- [Set exercise]
Report every line below that holds the word "yellow".

- [Listed records]

>>>>>

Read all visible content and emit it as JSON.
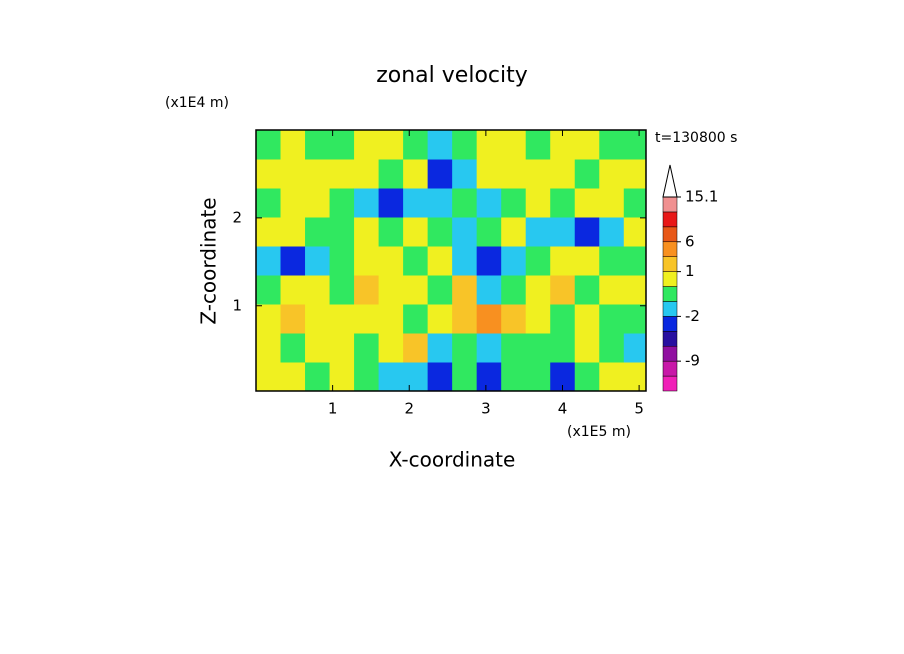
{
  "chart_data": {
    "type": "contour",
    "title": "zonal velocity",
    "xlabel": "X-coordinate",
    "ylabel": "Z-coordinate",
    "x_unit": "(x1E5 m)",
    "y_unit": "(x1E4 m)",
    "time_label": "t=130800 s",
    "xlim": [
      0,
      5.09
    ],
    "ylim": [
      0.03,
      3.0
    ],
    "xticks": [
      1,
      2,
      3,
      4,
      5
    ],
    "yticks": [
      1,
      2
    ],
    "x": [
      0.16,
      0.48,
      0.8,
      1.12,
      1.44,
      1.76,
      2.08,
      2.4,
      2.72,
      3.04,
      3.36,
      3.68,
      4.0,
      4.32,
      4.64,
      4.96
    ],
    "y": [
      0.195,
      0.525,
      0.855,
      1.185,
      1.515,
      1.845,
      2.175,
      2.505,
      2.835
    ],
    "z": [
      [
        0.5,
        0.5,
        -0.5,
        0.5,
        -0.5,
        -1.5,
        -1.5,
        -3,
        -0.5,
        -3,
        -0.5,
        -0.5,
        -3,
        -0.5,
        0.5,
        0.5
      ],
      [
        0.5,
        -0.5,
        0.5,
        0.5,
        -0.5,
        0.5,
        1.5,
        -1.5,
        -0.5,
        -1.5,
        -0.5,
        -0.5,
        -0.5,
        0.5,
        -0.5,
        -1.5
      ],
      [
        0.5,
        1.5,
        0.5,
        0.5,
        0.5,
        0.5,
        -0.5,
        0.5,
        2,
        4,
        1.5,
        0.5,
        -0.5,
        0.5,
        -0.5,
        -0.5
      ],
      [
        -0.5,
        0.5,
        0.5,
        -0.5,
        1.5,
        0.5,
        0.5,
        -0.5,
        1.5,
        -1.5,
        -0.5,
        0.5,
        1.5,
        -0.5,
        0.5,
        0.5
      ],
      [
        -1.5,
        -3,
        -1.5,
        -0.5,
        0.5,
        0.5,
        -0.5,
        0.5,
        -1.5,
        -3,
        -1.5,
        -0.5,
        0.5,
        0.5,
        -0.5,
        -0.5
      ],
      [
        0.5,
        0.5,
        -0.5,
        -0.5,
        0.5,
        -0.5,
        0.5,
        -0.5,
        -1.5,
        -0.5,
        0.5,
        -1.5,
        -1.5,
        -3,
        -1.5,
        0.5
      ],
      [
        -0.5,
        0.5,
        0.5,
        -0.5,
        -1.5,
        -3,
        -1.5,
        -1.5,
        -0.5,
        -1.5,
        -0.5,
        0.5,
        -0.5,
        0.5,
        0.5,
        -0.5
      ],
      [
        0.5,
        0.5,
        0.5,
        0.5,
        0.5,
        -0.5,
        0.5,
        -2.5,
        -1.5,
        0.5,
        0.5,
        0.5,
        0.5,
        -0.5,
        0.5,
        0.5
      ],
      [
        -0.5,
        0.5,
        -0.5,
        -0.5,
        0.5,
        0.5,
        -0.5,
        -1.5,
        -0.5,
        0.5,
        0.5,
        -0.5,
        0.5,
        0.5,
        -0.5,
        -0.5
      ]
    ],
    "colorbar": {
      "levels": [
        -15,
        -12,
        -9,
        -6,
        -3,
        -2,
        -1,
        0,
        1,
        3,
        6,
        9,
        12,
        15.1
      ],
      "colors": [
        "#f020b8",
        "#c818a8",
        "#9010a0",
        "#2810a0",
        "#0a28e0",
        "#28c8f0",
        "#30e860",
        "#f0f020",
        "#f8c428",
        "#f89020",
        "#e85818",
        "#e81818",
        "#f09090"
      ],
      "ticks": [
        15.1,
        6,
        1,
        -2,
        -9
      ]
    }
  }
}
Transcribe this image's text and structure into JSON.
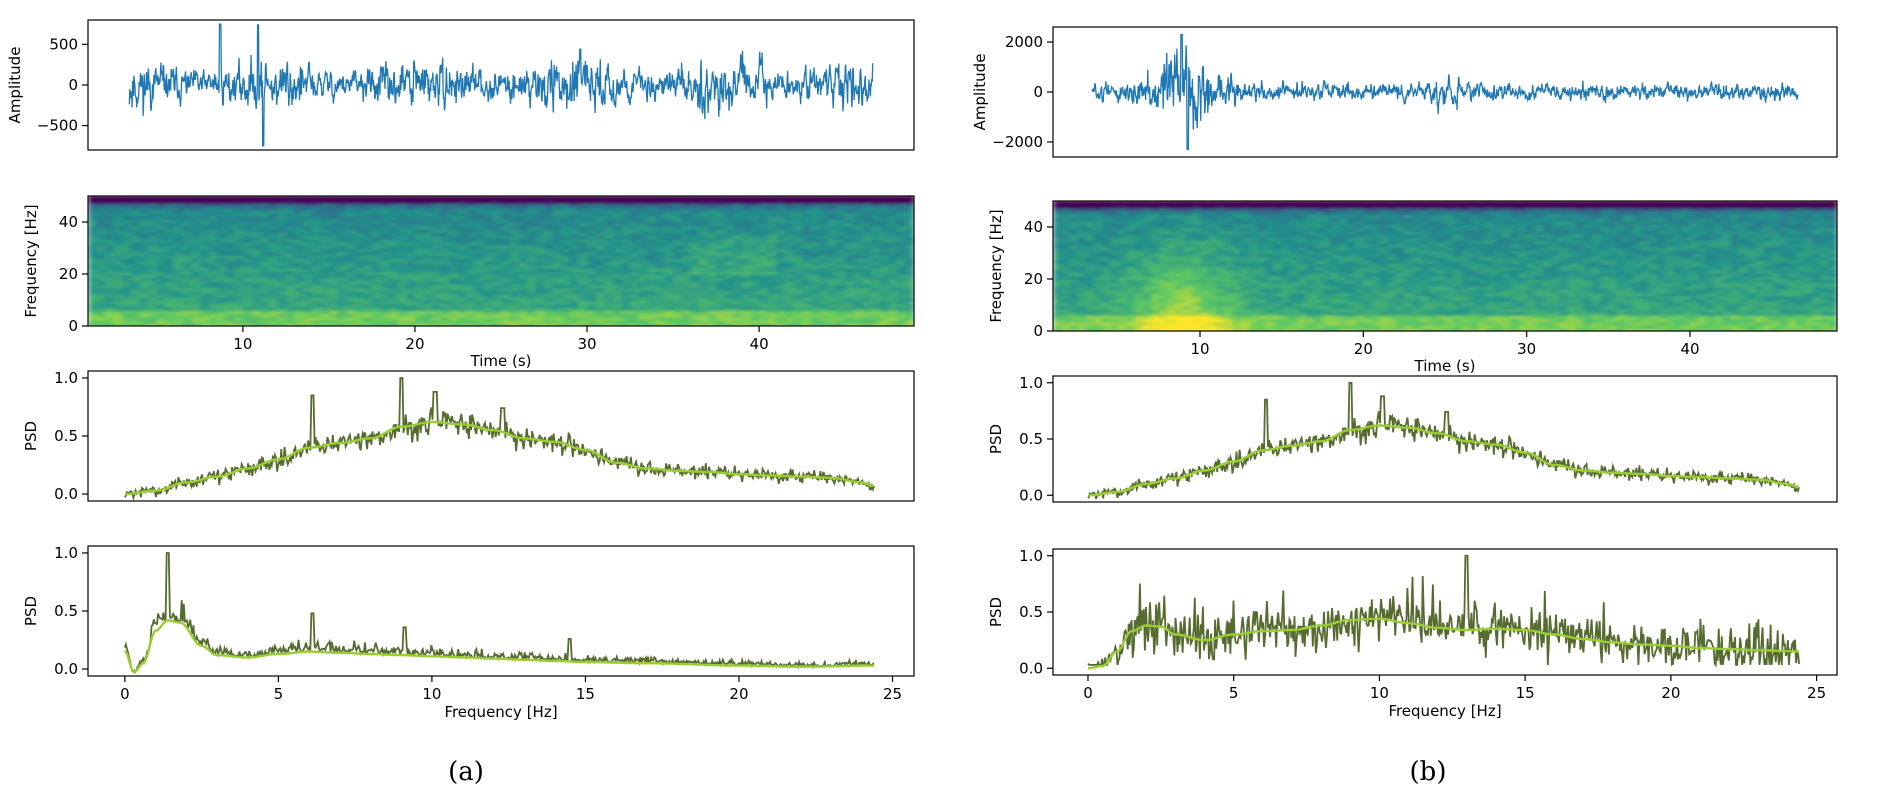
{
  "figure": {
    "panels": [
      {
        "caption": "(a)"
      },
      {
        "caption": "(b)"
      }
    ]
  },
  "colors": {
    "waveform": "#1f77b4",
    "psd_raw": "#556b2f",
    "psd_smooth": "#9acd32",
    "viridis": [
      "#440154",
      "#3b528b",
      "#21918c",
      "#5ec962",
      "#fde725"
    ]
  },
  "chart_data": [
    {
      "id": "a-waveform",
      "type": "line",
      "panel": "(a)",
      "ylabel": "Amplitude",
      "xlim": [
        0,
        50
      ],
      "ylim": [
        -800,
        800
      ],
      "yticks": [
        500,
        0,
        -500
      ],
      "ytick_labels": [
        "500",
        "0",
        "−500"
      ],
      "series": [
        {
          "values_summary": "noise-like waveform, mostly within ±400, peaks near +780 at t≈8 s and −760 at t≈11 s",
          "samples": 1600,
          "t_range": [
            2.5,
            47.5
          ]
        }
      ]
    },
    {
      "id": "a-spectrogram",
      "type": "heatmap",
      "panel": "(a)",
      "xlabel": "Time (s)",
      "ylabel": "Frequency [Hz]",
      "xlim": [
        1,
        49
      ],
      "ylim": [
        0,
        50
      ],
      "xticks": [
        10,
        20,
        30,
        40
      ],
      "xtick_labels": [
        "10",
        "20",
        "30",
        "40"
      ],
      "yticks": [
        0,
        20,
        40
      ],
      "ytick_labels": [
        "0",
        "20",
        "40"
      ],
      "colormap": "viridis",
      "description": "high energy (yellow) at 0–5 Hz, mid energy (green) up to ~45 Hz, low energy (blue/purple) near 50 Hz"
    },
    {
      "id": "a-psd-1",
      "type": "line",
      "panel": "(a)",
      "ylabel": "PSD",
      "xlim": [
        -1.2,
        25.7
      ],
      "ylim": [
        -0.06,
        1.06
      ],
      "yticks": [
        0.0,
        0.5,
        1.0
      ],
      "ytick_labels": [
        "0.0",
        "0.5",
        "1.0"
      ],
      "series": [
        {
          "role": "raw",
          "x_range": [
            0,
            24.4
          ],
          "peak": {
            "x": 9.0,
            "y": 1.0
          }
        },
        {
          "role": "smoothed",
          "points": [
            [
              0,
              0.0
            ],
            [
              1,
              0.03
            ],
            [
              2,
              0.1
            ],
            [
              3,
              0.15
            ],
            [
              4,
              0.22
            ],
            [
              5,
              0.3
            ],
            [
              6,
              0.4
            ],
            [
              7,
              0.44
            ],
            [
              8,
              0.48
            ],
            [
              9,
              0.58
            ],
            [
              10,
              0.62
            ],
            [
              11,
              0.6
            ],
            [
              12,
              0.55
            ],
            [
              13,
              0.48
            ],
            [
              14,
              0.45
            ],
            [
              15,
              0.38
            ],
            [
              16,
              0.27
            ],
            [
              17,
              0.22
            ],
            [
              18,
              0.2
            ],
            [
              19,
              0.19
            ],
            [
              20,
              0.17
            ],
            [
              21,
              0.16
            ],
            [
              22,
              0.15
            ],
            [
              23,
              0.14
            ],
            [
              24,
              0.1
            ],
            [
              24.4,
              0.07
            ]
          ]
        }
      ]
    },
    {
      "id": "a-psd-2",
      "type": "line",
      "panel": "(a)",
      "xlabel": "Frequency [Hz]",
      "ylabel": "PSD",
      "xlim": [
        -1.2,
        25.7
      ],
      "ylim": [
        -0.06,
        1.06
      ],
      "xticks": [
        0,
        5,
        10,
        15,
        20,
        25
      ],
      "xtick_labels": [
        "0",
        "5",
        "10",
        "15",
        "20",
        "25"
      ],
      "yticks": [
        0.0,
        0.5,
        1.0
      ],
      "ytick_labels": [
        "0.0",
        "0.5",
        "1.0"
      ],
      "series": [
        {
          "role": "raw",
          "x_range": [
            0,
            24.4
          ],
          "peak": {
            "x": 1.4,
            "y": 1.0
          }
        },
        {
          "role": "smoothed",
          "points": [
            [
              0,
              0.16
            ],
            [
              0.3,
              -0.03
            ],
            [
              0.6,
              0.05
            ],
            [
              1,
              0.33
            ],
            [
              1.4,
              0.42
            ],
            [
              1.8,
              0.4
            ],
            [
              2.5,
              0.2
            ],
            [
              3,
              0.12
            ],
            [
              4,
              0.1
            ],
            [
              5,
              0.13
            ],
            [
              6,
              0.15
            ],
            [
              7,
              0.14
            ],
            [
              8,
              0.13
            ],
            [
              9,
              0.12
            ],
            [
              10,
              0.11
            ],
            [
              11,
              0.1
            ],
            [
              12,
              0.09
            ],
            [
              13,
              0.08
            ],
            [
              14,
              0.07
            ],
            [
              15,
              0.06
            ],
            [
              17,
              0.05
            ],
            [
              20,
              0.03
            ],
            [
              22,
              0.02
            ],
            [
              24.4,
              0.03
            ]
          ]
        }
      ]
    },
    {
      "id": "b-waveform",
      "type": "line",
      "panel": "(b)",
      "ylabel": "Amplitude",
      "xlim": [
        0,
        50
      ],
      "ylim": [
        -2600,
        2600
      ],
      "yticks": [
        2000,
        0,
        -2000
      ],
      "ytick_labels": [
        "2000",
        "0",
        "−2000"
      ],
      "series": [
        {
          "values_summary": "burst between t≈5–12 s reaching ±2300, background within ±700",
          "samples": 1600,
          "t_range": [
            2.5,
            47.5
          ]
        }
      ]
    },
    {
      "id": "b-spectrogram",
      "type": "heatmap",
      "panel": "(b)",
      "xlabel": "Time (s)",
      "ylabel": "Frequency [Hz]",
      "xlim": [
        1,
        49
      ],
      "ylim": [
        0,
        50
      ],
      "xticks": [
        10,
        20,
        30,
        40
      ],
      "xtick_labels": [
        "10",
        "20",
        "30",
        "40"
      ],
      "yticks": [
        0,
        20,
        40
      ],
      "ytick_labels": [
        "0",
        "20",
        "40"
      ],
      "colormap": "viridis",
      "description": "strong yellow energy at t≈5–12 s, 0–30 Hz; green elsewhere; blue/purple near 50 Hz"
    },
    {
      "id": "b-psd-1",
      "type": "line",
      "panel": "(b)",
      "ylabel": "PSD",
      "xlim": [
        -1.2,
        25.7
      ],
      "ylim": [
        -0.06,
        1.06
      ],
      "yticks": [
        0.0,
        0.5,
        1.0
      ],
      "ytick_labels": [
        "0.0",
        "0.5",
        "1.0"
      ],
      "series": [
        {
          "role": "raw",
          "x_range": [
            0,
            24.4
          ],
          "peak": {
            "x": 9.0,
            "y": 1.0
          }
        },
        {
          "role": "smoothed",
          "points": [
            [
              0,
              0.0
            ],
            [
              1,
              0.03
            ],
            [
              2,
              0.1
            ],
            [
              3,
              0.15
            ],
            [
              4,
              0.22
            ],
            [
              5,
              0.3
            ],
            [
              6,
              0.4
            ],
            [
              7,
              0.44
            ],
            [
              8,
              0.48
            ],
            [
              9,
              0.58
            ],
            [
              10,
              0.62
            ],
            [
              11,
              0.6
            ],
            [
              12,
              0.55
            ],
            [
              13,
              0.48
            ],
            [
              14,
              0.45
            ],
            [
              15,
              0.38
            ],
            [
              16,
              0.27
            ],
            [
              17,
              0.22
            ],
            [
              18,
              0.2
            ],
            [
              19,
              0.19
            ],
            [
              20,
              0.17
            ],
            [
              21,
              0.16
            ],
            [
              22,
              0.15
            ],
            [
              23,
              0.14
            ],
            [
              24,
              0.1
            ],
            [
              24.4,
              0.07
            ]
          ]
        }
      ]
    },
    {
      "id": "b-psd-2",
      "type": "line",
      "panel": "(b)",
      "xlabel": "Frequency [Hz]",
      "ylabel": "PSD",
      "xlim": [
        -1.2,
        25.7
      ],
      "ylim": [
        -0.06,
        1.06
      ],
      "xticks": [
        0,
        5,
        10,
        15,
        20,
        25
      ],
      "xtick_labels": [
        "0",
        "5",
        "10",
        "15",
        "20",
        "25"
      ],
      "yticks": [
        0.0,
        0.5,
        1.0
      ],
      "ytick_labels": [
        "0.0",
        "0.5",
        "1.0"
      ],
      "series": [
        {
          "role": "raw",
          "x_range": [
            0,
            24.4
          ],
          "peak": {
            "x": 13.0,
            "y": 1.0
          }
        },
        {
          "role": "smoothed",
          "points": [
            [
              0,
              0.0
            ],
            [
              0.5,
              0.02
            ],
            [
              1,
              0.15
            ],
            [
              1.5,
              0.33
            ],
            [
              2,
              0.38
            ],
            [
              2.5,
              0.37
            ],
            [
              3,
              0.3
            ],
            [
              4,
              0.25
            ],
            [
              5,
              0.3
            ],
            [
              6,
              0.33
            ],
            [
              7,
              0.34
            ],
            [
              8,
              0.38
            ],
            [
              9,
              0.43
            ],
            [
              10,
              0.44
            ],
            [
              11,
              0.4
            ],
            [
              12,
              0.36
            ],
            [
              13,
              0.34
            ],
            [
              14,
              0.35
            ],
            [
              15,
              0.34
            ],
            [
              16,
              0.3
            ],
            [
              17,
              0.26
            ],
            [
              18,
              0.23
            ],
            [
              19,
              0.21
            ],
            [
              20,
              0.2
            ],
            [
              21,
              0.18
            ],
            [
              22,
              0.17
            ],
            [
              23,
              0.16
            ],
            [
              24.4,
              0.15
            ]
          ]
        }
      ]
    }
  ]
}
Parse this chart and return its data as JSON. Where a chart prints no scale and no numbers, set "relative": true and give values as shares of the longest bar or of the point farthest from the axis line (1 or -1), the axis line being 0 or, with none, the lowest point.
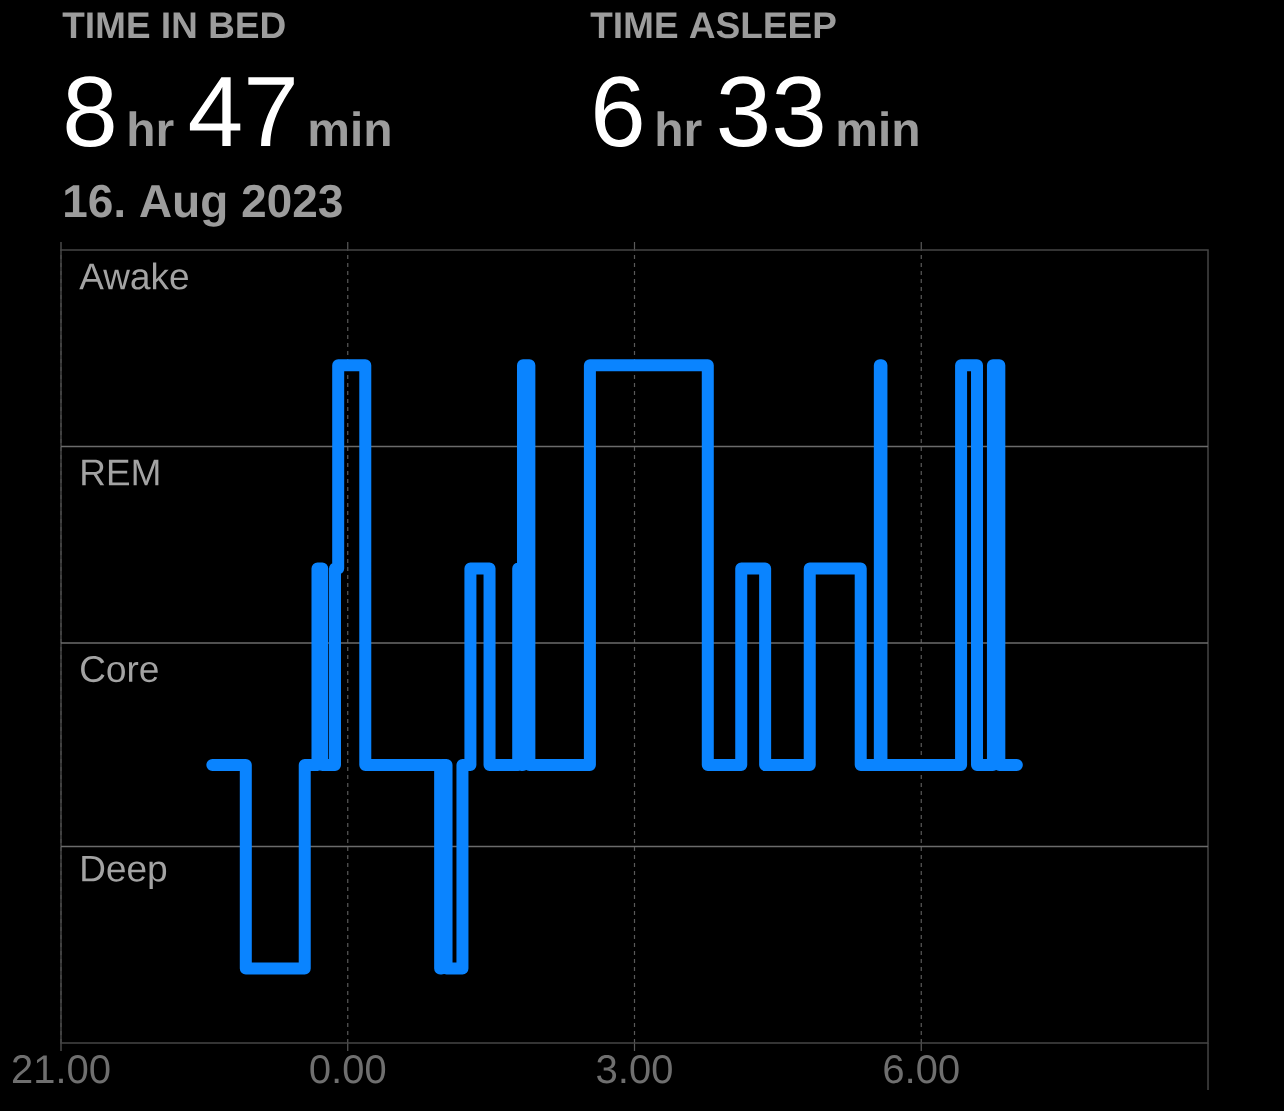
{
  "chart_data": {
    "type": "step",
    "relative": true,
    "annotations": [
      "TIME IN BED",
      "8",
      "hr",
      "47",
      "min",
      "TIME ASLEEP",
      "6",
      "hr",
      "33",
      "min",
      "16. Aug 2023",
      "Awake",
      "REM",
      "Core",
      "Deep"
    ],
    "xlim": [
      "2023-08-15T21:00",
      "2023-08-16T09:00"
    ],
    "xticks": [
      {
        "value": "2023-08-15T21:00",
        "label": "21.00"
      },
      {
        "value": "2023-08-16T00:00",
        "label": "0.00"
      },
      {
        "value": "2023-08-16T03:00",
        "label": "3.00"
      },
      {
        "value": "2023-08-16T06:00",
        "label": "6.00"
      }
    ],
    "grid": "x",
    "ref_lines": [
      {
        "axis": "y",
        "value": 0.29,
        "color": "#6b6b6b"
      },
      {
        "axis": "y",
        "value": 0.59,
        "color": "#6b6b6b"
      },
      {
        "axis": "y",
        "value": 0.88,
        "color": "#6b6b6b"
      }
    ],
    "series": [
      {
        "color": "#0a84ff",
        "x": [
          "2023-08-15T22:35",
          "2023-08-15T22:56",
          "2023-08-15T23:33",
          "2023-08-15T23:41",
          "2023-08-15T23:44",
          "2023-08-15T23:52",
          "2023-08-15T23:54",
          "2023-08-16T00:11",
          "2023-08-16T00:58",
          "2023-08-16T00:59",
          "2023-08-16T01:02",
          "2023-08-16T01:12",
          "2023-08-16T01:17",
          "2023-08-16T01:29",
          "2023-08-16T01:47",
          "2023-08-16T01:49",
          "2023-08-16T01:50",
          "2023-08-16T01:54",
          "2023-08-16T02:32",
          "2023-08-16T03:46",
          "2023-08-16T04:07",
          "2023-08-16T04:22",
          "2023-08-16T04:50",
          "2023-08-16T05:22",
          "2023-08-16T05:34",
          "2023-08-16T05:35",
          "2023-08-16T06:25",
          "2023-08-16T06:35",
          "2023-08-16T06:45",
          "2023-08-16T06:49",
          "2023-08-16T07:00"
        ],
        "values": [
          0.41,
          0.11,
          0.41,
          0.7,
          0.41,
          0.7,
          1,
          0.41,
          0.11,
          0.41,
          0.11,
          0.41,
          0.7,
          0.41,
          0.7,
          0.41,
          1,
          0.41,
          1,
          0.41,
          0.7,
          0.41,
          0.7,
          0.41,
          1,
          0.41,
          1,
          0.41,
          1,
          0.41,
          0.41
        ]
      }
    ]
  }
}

<<<<<

- [Exercise response]
      "description": "high energy (yellow) at 0–5 Hz, mid energy (green) up to ~45 Hz, low energy (blue/purple) near 50 Hz"
      "description": "strong yellow energy at t≈5–12 s, 0–30 Hz; green elsewhere; blue/purple near 50 Hz"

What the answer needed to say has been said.